>> Start RECORDS FOR THE TASK
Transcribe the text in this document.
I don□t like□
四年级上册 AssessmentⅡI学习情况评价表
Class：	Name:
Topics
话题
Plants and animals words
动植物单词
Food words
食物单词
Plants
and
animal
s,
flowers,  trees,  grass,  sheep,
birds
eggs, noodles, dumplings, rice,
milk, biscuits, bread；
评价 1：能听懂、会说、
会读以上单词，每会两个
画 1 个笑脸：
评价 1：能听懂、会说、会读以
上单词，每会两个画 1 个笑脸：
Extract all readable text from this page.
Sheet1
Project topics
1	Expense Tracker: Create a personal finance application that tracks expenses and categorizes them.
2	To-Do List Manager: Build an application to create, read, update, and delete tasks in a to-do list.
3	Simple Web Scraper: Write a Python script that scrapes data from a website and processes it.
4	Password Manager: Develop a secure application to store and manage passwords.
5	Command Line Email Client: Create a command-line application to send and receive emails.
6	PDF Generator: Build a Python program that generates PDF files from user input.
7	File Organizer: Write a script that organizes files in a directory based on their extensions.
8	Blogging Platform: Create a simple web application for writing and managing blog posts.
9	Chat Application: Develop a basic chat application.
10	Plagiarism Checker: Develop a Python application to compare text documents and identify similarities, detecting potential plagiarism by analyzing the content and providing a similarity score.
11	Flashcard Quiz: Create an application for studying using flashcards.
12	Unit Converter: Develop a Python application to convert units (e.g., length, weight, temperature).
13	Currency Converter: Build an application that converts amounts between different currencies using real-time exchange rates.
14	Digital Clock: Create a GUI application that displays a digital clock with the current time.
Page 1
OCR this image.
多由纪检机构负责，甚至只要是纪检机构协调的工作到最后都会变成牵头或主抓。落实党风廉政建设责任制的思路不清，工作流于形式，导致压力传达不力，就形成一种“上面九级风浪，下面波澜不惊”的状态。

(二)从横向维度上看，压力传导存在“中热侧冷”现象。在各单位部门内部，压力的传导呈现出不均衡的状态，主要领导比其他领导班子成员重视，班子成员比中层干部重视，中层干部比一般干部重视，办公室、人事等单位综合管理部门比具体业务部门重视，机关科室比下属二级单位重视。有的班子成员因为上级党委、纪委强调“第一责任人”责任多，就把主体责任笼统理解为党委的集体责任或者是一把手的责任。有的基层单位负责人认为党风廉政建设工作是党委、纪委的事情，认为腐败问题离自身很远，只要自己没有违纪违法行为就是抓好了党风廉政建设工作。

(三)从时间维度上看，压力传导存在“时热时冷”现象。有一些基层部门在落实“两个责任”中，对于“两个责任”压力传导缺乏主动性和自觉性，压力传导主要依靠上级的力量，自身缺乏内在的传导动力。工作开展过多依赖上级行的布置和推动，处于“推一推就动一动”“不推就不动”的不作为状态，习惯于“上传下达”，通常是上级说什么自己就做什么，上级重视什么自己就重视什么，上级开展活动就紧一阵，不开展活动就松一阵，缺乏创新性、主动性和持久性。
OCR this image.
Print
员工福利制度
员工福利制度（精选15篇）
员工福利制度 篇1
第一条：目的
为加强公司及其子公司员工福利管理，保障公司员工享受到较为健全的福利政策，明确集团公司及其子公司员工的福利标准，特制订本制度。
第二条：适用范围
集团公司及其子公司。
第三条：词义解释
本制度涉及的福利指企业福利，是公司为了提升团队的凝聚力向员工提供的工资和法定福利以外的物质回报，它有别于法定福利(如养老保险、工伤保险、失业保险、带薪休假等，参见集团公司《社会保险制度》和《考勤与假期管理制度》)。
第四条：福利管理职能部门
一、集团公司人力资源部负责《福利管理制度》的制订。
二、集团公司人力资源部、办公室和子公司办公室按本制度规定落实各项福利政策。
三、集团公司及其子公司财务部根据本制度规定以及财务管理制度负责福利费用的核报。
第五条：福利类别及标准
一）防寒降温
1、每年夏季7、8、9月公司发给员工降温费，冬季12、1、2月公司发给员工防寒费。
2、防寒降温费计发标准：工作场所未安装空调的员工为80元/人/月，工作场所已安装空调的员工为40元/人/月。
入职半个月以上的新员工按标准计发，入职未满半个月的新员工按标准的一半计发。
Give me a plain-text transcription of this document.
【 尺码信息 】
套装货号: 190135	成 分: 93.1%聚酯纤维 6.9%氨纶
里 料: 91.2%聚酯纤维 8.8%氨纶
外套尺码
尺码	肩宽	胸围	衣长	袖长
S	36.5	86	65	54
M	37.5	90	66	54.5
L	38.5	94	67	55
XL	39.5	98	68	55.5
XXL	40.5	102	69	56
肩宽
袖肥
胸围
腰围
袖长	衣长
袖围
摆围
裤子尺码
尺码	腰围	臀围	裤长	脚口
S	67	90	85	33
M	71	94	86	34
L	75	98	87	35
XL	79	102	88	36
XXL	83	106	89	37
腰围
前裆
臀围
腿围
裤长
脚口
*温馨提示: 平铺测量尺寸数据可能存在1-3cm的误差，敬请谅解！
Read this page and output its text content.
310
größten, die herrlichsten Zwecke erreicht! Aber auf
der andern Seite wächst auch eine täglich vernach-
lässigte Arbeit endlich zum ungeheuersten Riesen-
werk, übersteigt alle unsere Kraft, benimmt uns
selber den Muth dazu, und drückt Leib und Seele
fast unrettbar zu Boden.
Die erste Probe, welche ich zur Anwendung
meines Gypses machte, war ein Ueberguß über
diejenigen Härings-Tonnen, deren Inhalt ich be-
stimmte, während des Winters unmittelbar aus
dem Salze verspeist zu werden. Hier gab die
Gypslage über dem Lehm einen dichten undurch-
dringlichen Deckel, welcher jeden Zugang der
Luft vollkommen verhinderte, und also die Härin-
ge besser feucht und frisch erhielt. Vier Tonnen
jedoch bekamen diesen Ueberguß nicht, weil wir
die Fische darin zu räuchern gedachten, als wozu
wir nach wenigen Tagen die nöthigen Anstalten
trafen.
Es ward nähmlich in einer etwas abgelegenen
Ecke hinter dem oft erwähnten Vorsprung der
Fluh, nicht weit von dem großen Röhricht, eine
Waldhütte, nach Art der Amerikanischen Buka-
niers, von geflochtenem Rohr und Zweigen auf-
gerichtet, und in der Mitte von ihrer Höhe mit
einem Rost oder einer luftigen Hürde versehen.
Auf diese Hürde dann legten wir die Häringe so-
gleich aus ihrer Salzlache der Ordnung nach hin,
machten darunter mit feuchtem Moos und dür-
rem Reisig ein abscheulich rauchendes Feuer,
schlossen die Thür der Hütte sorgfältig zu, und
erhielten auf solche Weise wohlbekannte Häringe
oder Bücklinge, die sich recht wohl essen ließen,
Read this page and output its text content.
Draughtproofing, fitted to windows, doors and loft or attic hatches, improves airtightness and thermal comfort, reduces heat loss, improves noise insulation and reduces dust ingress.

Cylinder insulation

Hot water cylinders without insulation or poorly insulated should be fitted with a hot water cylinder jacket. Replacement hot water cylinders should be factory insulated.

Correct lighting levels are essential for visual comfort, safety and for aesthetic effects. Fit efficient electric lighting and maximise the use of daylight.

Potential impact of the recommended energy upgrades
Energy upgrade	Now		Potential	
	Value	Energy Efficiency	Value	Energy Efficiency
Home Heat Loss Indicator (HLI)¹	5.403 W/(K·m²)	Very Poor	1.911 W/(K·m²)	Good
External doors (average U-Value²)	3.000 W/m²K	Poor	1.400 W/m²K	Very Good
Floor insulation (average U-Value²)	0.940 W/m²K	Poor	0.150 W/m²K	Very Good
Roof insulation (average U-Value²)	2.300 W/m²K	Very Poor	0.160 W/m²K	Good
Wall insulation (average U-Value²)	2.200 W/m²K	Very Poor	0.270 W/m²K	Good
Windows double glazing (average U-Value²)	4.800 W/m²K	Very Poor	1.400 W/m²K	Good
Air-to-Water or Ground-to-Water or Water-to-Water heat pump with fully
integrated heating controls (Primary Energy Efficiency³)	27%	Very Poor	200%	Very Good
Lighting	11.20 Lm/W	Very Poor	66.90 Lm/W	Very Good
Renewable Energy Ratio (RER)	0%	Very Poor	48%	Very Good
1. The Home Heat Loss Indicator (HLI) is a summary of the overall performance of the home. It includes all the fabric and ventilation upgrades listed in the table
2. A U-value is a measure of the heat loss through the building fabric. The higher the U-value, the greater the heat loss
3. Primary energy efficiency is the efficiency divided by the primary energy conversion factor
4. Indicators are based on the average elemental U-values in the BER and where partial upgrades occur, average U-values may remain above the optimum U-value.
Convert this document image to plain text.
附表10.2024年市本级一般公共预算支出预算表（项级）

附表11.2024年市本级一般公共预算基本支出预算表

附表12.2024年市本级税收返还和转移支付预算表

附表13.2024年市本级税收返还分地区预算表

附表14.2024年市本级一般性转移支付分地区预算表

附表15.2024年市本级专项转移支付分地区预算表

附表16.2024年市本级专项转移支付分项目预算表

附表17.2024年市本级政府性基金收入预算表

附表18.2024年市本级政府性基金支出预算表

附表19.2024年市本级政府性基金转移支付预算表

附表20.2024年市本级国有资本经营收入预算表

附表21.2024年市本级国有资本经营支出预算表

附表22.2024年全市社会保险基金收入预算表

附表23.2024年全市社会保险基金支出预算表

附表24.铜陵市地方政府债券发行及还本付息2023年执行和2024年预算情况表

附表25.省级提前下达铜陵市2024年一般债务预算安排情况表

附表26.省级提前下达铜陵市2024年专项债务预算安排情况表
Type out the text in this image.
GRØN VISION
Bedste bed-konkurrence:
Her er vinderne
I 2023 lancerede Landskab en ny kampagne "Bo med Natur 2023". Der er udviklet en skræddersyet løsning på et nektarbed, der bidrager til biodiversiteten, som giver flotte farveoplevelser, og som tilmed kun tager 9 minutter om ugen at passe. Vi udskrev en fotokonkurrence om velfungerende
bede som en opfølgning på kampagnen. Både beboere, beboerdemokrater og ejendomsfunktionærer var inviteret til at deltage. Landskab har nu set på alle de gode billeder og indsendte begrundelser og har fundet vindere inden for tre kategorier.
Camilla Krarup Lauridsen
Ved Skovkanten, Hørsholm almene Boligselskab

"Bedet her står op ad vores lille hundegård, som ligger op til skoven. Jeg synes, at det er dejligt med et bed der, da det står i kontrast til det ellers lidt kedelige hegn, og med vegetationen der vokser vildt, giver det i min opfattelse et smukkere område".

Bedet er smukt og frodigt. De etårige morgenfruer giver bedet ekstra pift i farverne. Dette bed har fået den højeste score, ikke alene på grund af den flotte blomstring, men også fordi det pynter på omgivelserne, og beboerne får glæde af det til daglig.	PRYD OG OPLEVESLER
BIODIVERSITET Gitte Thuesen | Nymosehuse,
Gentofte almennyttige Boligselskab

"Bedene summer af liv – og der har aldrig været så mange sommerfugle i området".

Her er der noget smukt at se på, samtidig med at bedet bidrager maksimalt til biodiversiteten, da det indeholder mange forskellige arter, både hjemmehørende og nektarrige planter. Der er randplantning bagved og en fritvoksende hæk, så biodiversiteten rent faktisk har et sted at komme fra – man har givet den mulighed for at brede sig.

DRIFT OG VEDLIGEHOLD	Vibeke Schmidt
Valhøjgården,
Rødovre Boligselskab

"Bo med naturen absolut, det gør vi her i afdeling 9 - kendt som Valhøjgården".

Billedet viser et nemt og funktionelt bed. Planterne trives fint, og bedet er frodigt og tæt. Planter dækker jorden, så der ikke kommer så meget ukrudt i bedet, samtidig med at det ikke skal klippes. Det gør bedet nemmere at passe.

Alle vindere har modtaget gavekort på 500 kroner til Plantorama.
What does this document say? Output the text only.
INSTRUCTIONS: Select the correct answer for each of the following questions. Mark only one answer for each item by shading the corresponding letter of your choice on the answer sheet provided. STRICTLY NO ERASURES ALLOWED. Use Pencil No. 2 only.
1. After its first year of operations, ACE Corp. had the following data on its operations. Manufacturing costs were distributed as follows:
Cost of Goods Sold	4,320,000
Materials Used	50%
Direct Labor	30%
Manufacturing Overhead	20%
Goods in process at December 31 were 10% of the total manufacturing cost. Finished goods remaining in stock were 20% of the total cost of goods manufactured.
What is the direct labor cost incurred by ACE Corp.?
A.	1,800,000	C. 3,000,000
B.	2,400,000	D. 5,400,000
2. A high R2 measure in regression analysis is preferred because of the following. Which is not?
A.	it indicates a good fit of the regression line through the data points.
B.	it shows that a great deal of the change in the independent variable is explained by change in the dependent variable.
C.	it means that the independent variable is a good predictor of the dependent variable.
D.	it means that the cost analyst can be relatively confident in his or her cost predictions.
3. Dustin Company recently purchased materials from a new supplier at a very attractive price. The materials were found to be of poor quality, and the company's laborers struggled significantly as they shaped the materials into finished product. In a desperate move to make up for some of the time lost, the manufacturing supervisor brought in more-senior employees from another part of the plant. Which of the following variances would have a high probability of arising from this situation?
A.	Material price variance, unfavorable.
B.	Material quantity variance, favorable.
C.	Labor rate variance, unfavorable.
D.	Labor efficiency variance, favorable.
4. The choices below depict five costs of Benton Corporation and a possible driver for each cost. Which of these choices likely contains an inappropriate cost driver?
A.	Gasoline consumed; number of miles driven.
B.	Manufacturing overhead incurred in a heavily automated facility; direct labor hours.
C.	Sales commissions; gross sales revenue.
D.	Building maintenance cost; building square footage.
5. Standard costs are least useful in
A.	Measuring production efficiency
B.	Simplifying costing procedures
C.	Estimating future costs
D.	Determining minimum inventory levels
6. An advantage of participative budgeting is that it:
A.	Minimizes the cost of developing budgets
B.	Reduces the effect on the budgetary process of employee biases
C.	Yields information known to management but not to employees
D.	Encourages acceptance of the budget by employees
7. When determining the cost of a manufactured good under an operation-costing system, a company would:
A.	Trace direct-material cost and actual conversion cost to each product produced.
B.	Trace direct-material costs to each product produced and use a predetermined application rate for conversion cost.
>> End RECORDS FOR THE TASK
> **WORK TO BE COMPLETED**: Gather up, from the records above, each line where the word "flotte" appears.

> **FINISHED ANSWER**:
I 2023 lancerede Landskab en ny kampagne "Bo med Natur 2023". Der er udviklet en skræddersyet løsning på et nektarbed, der bidrager til biodiversiteten, som giver flotte farveoplevelser, og som tilmed kun tager 9 minutter om ugen at passe. Vi udskrev en fotokonkurrence om velfungerende
Bedet er smukt og frodigt. De etårige morgenfruer giver bedet ekstra pift i farverne. Dette bed har fået den højeste score, ikke alene på grund af den flotte blomstring, men også fordi det pynter på omgivelserne, og beboerne får glæde af det til daglig.	PRYD OG OPLEVESLER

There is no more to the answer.